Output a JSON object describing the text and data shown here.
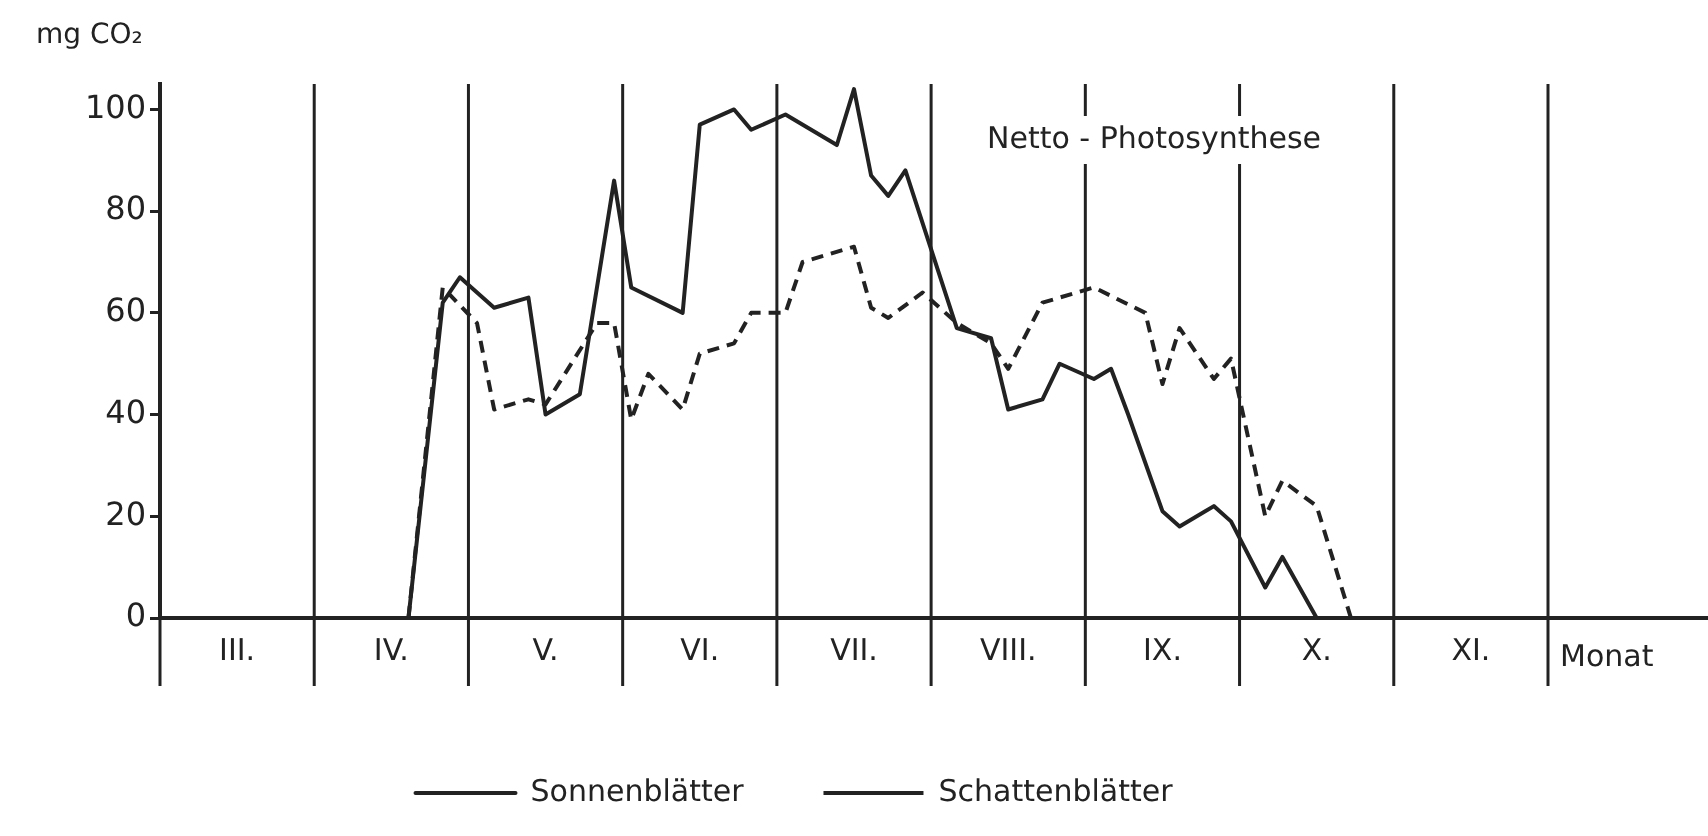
{
  "chart_data": {
    "type": "line",
    "title": "Netto - Photosynthese",
    "ylabel": "mg CO₂",
    "xlabel": "Monat",
    "categories": [
      null,
      null,
      null,
      null,
      "III.",
      null,
      null,
      null,
      null,
      null,
      null,
      null,
      null,
      "IV.",
      null,
      null,
      null,
      null,
      null,
      null,
      null,
      null,
      "V.",
      null,
      null,
      null,
      null,
      null,
      null,
      null,
      null,
      "VI.",
      null,
      null,
      null,
      null,
      null,
      null,
      null,
      null,
      "VII.",
      null,
      null,
      null,
      null,
      null,
      null,
      null,
      null,
      "VIII.",
      null,
      null,
      null,
      null,
      null,
      null,
      null,
      null,
      "IX.",
      null,
      null,
      null,
      null,
      null,
      null,
      null,
      null,
      "X.",
      null,
      null,
      null,
      null,
      null,
      null,
      null,
      null,
      "XI.",
      null,
      null,
      null,
      null
    ],
    "ylim": [
      0,
      105
    ],
    "yticks": [
      0,
      20,
      40,
      60,
      80,
      100
    ],
    "grid": "x",
    "legend": "bottom",
    "marker": "none",
    "series": [
      {
        "name": "Sonnenblätter",
        "color": "#222222",
        "line_style": "solid",
        "values": [
          null,
          null,
          null,
          null,
          null,
          null,
          null,
          null,
          null,
          null,
          null,
          null,
          null,
          null,
          0,
          null,
          62,
          67,
          null,
          61,
          null,
          63,
          40,
          null,
          44,
          null,
          86,
          65,
          null,
          null,
          60,
          97,
          null,
          100,
          96,
          null,
          99,
          null,
          null,
          93,
          104,
          87,
          83,
          88,
          null,
          null,
          57,
          null,
          55,
          41,
          null,
          43,
          50,
          null,
          47,
          49,
          40,
          null,
          21,
          18,
          null,
          22,
          19,
          null,
          6,
          12,
          null,
          0,
          null,
          null,
          null,
          null,
          null,
          null,
          null,
          null,
          null,
          null,
          null,
          null,
          null
        ]
      },
      {
        "name": "Schattenblätter",
        "color": "#222222",
        "line_style": "dashed",
        "values": [
          null,
          null,
          null,
          null,
          null,
          null,
          null,
          null,
          null,
          null,
          null,
          null,
          null,
          null,
          0,
          null,
          65,
          null,
          58,
          41,
          null,
          43,
          42,
          null,
          null,
          58,
          58,
          39,
          48,
          null,
          41,
          52,
          null,
          54,
          60,
          null,
          60,
          70,
          null,
          null,
          73,
          61,
          59,
          null,
          64,
          null,
          58,
          null,
          54,
          49,
          null,
          62,
          null,
          null,
          65,
          null,
          null,
          60,
          46,
          57,
          null,
          47,
          51,
          null,
          20,
          27,
          null,
          22,
          null,
          0,
          null,
          null,
          null,
          null,
          null,
          null,
          null,
          null,
          null,
          null,
          null
        ]
      }
    ]
  }
}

#### Aim of the task
Repeat the material above in full and exactly, apart from the pictures.

#### Correct result
Output a JSON object describing the text and data shown here.
{
  "chart_data": {
    "type": "line",
    "title": "Netto - Photosynthese",
    "ylabel": "mg CO₂",
    "xlabel": "Monat",
    "categories": [
      null,
      null,
      null,
      null,
      "III.",
      null,
      null,
      null,
      null,
      null,
      null,
      null,
      null,
      "IV.",
      null,
      null,
      null,
      null,
      null,
      null,
      null,
      null,
      "V.",
      null,
      null,
      null,
      null,
      null,
      null,
      null,
      null,
      "VI.",
      null,
      null,
      null,
      null,
      null,
      null,
      null,
      null,
      "VII.",
      null,
      null,
      null,
      null,
      null,
      null,
      null,
      null,
      "VIII.",
      null,
      null,
      null,
      null,
      null,
      null,
      null,
      null,
      "IX.",
      null,
      null,
      null,
      null,
      null,
      null,
      null,
      null,
      "X.",
      null,
      null,
      null,
      null,
      null,
      null,
      null,
      null,
      "XI.",
      null,
      null,
      null,
      null
    ],
    "ylim": [
      0,
      105
    ],
    "yticks": [
      0,
      20,
      40,
      60,
      80,
      100
    ],
    "grid": "x",
    "legend": "bottom",
    "marker": "none",
    "series": [
      {
        "name": "Sonnenblätter",
        "color": "#222222",
        "line_style": "solid",
        "values": [
          null,
          null,
          null,
          null,
          null,
          null,
          null,
          null,
          null,
          null,
          null,
          null,
          null,
          null,
          0,
          null,
          62,
          67,
          null,
          61,
          null,
          63,
          40,
          null,
          44,
          null,
          86,
          65,
          null,
          null,
          60,
          97,
          null,
          100,
          96,
          null,
          99,
          null,
          null,
          93,
          104,
          87,
          83,
          88,
          null,
          null,
          57,
          null,
          55,
          41,
          null,
          43,
          50,
          null,
          47,
          49,
          40,
          null,
          21,
          18,
          null,
          22,
          19,
          null,
          6,
          12,
          null,
          0,
          null,
          null,
          null,
          null,
          null,
          null,
          null,
          null,
          null,
          null,
          null,
          null,
          null
        ]
      },
      {
        "name": "Schattenblätter",
        "color": "#222222",
        "line_style": "dashed",
        "values": [
          null,
          null,
          null,
          null,
          null,
          null,
          null,
          null,
          null,
          null,
          null,
          null,
          null,
          null,
          0,
          null,
          65,
          null,
          58,
          41,
          null,
          43,
          42,
          null,
          null,
          58,
          58,
          39,
          48,
          null,
          41,
          52,
          null,
          54,
          60,
          null,
          60,
          70,
          null,
          null,
          73,
          61,
          59,
          null,
          64,
          null,
          58,
          null,
          54,
          49,
          null,
          62,
          null,
          null,
          65,
          null,
          null,
          60,
          46,
          57,
          null,
          47,
          51,
          null,
          20,
          27,
          null,
          22,
          null,
          0,
          null,
          null,
          null,
          null,
          null,
          null,
          null,
          null,
          null,
          null,
          null
        ]
      }
    ]
  }
}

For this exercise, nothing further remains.